[Opening DATA SHOWN section]
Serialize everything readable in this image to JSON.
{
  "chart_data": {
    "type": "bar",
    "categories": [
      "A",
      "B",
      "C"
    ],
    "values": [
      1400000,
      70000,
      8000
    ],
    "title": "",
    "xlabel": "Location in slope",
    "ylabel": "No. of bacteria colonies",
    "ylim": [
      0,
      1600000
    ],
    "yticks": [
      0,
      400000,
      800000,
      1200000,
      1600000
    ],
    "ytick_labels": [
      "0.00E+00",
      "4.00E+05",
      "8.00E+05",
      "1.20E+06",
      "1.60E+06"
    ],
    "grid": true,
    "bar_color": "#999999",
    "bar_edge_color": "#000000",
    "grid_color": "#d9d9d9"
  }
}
[Closing DATA SHOWN section]
> **WHAT IS NEEDED**
With no words changed, transcribe the records above.

> **TASK SOLUTION**
Serialize everything readable in this image to JSON.
{
  "chart_data": {
    "type": "bar",
    "categories": [
      "A",
      "B",
      "C"
    ],
    "values": [
      1400000,
      70000,
      8000
    ],
    "title": "",
    "xlabel": "Location in slope",
    "ylabel": "No. of bacteria colonies",
    "ylim": [
      0,
      1600000
    ],
    "yticks": [
      0,
      400000,
      800000,
      1200000,
      1600000
    ],
    "ytick_labels": [
      "0.00E+00",
      "4.00E+05",
      "8.00E+05",
      "1.20E+06",
      "1.60E+06"
    ],
    "grid": true,
    "bar_color": "#999999",
    "bar_edge_color": "#000000",
    "grid_color": "#d9d9d9"
  }
}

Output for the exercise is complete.